INSTRUCTION :: Go through the records below line by line, counting those that contain the word "avatar"; answer with the count only.

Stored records

>> BEGIN

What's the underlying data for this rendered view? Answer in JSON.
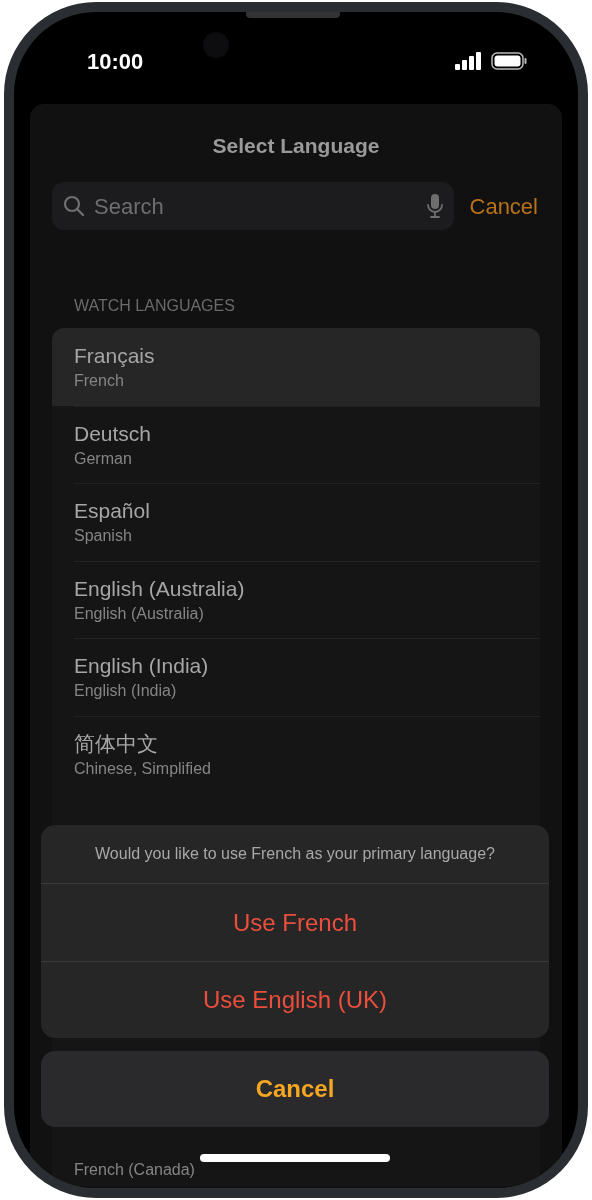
{
  "status_bar": {
    "time": "10:00"
  },
  "title": "Select Language",
  "search": {
    "placeholder": "Search",
    "cancel": "Cancel"
  },
  "section_header": "WATCH LANGUAGES",
  "languages": [
    {
      "name": "Français",
      "english": "French",
      "selected": true
    },
    {
      "name": "Deutsch",
      "english": "German",
      "selected": false
    },
    {
      "name": "Español",
      "english": "Spanish",
      "selected": false
    },
    {
      "name": "English (Australia)",
      "english": "English (Australia)",
      "selected": false
    },
    {
      "name": "English (India)",
      "english": "English (India)",
      "selected": false
    },
    {
      "name": "简体中文",
      "english": "Chinese, Simplified",
      "selected": false
    },
    {
      "english": "French (Canada)",
      "selected": false
    }
  ],
  "action_sheet": {
    "message": "Would you like to use French as your primary language?",
    "actions": [
      "Use French",
      "Use English (UK)"
    ],
    "cancel": "Cancel"
  }
}
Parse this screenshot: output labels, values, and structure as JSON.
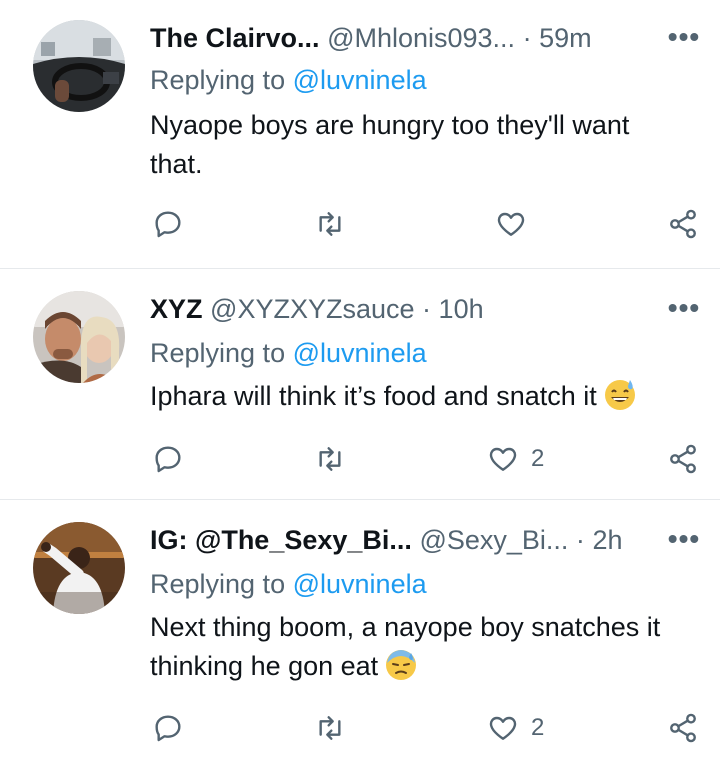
{
  "tweets": [
    {
      "name": "The Clairvo...",
      "handle": "@Mhlonis093...",
      "dot": "·",
      "time": "59m",
      "replying_prefix": "Replying to",
      "replying_to": "@luvninela",
      "text": "Nyaope boys are hungry too they'll want that.",
      "likes": "",
      "avatar": "car-dashboard-avatar"
    },
    {
      "name": "XYZ",
      "handle": "@XYZXYZsauce",
      "dot": "·",
      "time": "10h",
      "replying_prefix": "Replying to",
      "replying_to": "@luvninela",
      "text": "Iphara will think it’s food and snatch it",
      "emoji": "sweat-smile-emoji",
      "likes": "2",
      "avatar": "two-people-avatar"
    },
    {
      "name": "IG: @The_Sexy_Bi...",
      "handle": "@Sexy_Bi...",
      "dot": "·",
      "time": "2h",
      "replying_prefix": "Replying to",
      "replying_to": "@luvninela",
      "text": "Next thing boom, a nayope boy snatches it thinking he gon eat",
      "emoji": "downcast-sweat-emoji",
      "likes": "2",
      "avatar": "man-pointing-avatar"
    }
  ],
  "icons": {
    "more": "more-options-icon",
    "reply": "reply-icon",
    "retweet": "retweet-icon",
    "like": "like-icon",
    "share": "share-icon"
  },
  "more_glyph": "•••",
  "colors": {
    "link": "#1d9bf0",
    "secondary": "#536471",
    "primary_text": "#0f1419",
    "divider": "#e6e9ec"
  }
}
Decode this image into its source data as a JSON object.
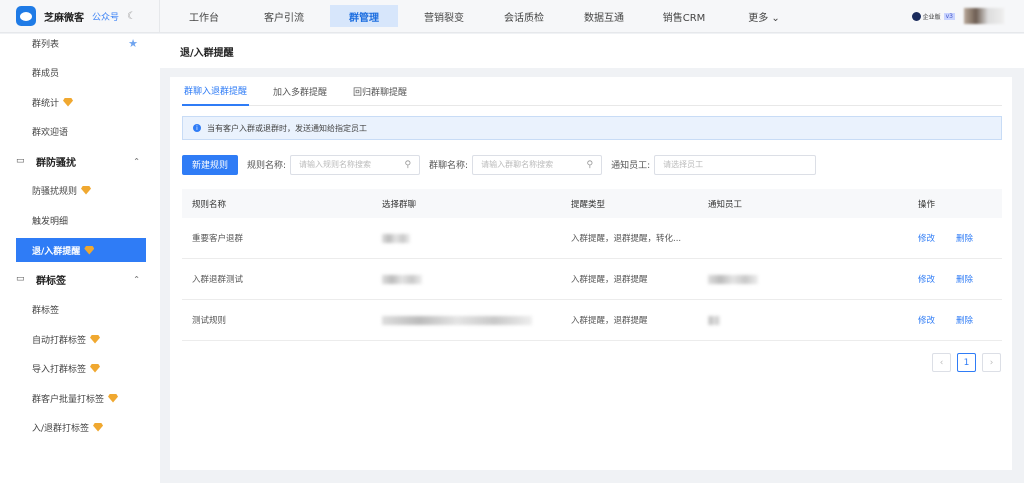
{
  "brand": {
    "name": "芝麻微客",
    "gzh": "公众号",
    "edition": "企业版",
    "version": "v3"
  },
  "nav": [
    "工作台",
    "客户引流",
    "群管理",
    "营销裂变",
    "会话质检",
    "数据互通",
    "销售CRM",
    "更多 ⌄"
  ],
  "nav_active": 2,
  "sidebar": {
    "items": [
      {
        "label": "群列表",
        "star": true
      },
      {
        "label": "群成员"
      },
      {
        "label": "群统计",
        "gem": true
      },
      {
        "label": "群欢迎语"
      },
      {
        "label": "群防骚扰",
        "group": true
      },
      {
        "label": "防骚扰规则",
        "gem": true
      },
      {
        "label": "触发明细"
      },
      {
        "label": "退/入群提醒",
        "gem": true,
        "active": true
      },
      {
        "label": "群标签",
        "group": true
      },
      {
        "label": "群标签"
      },
      {
        "label": "自动打群标签",
        "gem": true
      },
      {
        "label": "导入打群标签",
        "gem": true
      },
      {
        "label": "群客户批量打标签",
        "gem": true
      },
      {
        "label": "入/退群打标签",
        "gem": true
      }
    ]
  },
  "page_title": "退/入群提醒",
  "tabs": [
    "群聊入退群提醒",
    "加入多群提醒",
    "回归群聊提醒"
  ],
  "alert": "当有客户入群或退群时，发送通知给指定员工",
  "toolbar": {
    "new_rule": "新建规则",
    "rule_name_label": "规则名称:",
    "rule_name_placeholder": "请输入规则名称搜索",
    "group_name_label": "群聊名称:",
    "group_name_placeholder": "请输入群聊名称搜索",
    "staff_label": "通知员工:",
    "staff_placeholder": "请选择员工"
  },
  "table": {
    "headers": [
      "规则名称",
      "选择群聊",
      "提醒类型",
      "通知员工",
      "操作"
    ],
    "rows": [
      {
        "name": "重要客户退群",
        "type": "入群提醒，退群提醒，转化...",
        "edit": "修改",
        "delete": "删除"
      },
      {
        "name": "入群退群测试",
        "type": "入群提醒，退群提醒",
        "edit": "修改",
        "delete": "删除"
      },
      {
        "name": "测试规则",
        "type": "入群提醒，退群提醒",
        "edit": "修改",
        "delete": "删除"
      }
    ]
  },
  "pagination": {
    "prev": "‹",
    "current": "1",
    "next": "›"
  },
  "colors": {
    "accent": "#2f7cf6",
    "gem": "#f0a830"
  }
}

>> END

ANSWER TO THE TASK :: 3